▶ [Given task]: Take every line where the string "category" appears and copy it.

▶ [Stored rows]:
—————

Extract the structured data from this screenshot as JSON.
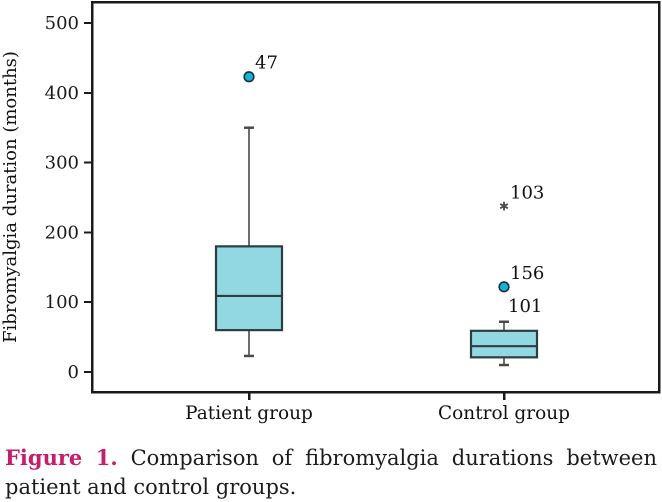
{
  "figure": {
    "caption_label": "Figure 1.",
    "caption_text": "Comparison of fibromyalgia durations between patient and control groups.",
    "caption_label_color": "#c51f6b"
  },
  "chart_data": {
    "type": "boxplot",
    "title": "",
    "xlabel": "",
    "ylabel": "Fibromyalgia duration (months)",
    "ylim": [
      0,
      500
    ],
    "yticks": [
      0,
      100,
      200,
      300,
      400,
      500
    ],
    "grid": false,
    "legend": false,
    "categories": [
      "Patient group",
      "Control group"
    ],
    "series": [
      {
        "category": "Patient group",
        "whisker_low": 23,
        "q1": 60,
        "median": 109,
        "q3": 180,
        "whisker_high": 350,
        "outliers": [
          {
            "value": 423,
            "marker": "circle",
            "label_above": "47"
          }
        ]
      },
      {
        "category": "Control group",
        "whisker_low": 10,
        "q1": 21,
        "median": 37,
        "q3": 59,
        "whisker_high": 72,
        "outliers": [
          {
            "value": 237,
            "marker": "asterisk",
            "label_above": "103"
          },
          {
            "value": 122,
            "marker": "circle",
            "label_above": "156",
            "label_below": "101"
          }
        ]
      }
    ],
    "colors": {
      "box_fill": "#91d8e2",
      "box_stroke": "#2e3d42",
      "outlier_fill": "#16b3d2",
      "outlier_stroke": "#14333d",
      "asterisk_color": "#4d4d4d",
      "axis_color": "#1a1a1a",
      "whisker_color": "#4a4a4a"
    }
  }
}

—————

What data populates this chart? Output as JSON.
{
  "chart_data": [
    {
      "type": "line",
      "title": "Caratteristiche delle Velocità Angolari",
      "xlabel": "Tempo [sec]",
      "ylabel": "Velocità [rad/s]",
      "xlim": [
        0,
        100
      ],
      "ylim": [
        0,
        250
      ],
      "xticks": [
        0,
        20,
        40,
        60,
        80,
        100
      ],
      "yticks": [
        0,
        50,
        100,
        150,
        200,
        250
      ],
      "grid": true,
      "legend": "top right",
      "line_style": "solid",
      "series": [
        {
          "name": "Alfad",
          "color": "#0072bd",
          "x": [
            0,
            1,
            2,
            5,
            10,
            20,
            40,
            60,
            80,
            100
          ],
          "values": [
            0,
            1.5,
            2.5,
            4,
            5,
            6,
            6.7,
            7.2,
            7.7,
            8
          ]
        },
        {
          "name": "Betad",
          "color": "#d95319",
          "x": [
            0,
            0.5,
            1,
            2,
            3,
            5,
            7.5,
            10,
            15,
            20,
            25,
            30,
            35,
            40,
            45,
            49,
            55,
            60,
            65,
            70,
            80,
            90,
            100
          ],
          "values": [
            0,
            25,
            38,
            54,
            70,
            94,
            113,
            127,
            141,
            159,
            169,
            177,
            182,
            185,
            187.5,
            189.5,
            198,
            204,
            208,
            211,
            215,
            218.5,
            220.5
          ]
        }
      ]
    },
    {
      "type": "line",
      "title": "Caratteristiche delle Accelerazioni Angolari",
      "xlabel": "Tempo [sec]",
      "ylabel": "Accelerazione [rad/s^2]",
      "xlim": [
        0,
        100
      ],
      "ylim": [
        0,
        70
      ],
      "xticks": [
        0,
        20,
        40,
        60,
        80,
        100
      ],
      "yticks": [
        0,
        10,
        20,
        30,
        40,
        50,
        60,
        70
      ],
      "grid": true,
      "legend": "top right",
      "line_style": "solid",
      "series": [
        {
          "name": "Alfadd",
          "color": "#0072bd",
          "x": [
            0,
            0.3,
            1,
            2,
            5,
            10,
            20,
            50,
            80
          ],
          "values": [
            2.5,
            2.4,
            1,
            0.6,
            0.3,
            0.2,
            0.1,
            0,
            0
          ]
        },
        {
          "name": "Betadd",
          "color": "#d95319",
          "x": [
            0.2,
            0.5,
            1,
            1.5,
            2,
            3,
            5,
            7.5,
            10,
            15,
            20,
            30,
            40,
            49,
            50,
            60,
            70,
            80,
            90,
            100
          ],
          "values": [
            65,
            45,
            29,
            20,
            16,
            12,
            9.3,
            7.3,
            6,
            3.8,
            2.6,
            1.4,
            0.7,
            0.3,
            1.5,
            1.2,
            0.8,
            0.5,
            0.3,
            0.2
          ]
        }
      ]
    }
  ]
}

—————

▶ [Task answer]:
        "category": "Patient group",
        "category": "Control group",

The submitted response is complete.